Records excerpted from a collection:
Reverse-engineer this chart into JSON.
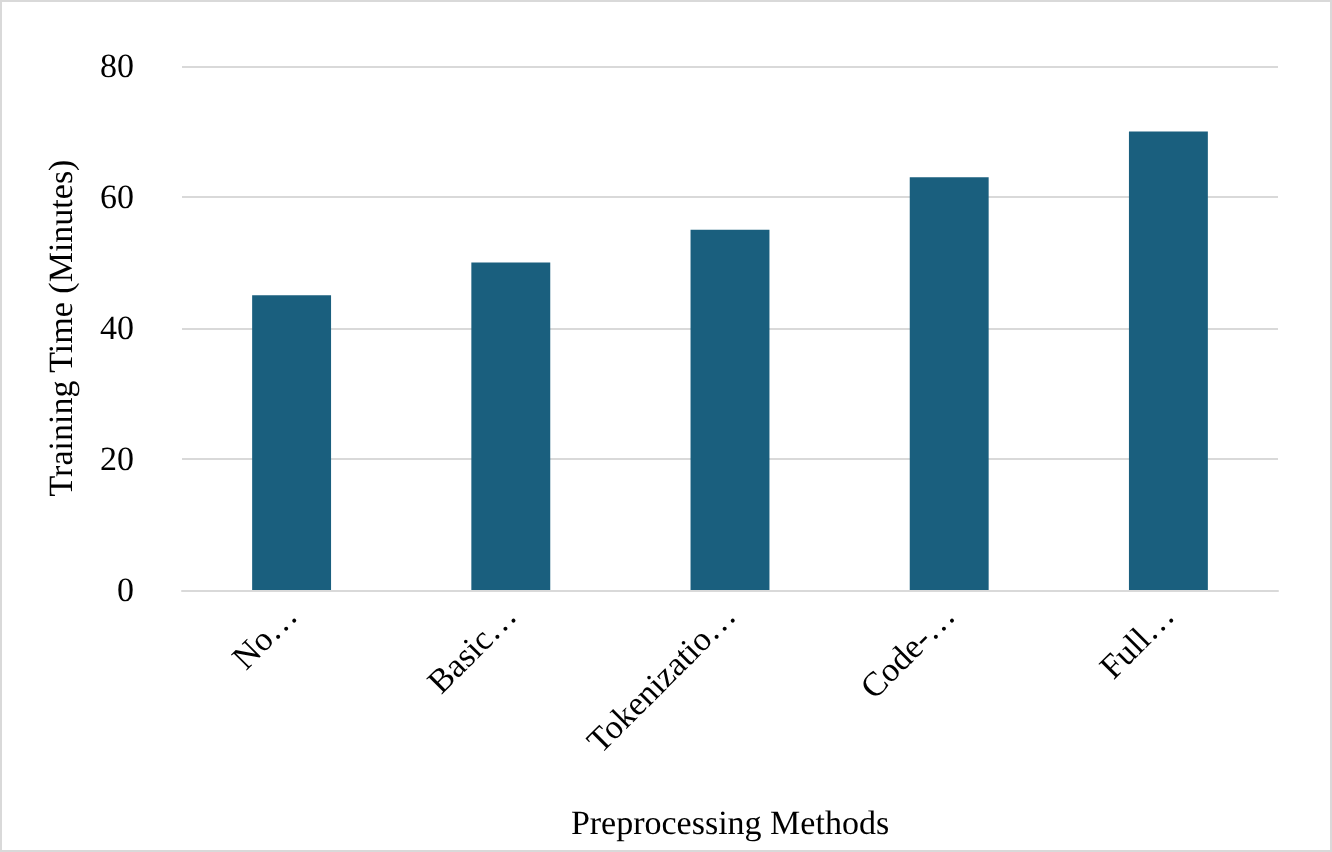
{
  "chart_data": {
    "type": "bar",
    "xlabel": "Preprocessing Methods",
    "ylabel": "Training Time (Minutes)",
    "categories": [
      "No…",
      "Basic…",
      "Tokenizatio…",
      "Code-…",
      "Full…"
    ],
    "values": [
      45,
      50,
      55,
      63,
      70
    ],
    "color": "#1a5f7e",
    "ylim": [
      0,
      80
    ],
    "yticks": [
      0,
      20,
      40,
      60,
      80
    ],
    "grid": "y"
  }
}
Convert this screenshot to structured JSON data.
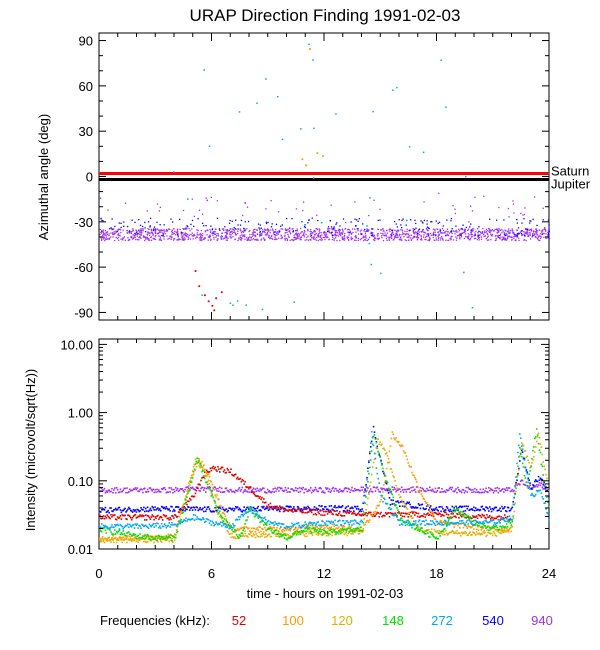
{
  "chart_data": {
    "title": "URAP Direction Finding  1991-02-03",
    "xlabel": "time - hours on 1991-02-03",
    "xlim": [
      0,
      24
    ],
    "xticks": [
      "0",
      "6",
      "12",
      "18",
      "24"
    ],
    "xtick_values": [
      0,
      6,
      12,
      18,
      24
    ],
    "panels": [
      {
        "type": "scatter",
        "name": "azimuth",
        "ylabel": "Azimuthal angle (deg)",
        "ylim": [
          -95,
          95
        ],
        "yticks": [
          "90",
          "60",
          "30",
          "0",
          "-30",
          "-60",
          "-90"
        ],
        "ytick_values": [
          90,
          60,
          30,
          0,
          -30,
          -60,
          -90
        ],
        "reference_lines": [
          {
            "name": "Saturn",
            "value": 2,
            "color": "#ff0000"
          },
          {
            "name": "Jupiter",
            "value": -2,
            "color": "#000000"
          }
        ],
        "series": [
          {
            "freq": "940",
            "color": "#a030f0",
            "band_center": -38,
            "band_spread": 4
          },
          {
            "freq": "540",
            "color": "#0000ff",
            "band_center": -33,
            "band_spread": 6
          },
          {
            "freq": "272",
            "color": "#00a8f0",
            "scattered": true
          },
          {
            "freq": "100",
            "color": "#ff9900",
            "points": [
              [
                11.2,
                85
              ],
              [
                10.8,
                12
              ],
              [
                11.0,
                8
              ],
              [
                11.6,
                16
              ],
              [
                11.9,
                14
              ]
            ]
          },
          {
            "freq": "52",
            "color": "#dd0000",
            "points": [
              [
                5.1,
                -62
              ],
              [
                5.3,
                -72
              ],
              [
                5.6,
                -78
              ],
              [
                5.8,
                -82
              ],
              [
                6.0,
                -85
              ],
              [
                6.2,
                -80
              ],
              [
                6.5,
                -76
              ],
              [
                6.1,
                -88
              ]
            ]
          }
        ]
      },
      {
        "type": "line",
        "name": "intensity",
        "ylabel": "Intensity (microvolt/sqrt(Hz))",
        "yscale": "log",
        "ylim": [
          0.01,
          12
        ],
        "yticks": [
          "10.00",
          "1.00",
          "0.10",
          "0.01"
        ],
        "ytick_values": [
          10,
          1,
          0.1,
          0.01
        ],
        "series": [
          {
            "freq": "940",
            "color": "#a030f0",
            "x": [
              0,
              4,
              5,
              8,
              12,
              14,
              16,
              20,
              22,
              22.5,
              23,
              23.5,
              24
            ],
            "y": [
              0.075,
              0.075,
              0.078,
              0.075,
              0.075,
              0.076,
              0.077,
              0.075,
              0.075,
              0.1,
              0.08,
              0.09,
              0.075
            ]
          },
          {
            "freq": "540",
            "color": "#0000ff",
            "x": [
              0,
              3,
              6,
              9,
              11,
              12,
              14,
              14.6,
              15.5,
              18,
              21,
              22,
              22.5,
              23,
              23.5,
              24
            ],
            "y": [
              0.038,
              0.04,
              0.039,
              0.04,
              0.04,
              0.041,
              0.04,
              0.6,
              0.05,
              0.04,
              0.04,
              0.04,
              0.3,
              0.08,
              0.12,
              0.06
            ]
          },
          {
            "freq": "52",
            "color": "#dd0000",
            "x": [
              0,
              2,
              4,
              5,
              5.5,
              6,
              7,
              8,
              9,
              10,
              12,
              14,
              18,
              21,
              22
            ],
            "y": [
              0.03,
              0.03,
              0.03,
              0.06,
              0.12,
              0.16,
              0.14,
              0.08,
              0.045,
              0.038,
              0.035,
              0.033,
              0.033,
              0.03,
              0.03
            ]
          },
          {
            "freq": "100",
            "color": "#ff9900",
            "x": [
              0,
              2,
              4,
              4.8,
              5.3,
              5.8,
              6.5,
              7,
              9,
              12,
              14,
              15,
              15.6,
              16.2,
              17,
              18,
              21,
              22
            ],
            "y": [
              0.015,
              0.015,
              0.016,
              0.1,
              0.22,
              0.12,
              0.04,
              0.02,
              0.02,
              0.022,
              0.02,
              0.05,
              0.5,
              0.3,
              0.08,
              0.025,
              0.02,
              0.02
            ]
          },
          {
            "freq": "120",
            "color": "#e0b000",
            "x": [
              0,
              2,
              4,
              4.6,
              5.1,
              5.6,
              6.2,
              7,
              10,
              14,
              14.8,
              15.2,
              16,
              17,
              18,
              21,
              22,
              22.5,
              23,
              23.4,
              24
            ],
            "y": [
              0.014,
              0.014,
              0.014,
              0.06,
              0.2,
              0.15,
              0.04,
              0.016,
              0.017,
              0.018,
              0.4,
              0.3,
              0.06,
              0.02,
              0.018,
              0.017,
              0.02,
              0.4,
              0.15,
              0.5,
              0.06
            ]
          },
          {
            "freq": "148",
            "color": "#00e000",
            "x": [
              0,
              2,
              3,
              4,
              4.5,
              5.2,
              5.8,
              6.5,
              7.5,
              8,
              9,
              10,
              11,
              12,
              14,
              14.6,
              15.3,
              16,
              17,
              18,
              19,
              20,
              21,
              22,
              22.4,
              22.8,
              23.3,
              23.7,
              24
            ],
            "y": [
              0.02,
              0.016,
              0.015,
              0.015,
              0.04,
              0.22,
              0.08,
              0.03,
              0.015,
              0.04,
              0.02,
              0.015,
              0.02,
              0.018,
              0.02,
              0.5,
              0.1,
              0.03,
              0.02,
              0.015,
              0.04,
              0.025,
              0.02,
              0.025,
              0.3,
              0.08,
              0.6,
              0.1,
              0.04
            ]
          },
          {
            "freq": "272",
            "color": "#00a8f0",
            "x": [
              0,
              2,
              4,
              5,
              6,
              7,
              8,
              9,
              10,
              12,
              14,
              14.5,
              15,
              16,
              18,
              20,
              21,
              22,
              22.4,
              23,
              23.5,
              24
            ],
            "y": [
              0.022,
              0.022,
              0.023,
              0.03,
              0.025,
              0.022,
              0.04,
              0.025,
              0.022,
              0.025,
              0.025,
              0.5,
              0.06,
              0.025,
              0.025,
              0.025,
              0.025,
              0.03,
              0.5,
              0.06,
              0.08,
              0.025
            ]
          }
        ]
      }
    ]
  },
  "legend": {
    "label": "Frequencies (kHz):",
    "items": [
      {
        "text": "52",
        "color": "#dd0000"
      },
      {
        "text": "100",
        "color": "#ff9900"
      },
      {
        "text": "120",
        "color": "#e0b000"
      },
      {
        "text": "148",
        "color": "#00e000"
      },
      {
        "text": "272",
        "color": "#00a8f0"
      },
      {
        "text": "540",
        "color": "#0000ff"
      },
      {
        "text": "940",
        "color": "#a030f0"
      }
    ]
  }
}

YOUR GOAL:
Copy every line of the listing that includes the string "JSON".

RESULT OF THIS EXERCISE:
Reverse-engineer this chart into JSON.
Convert this screenshot to structured JSON data.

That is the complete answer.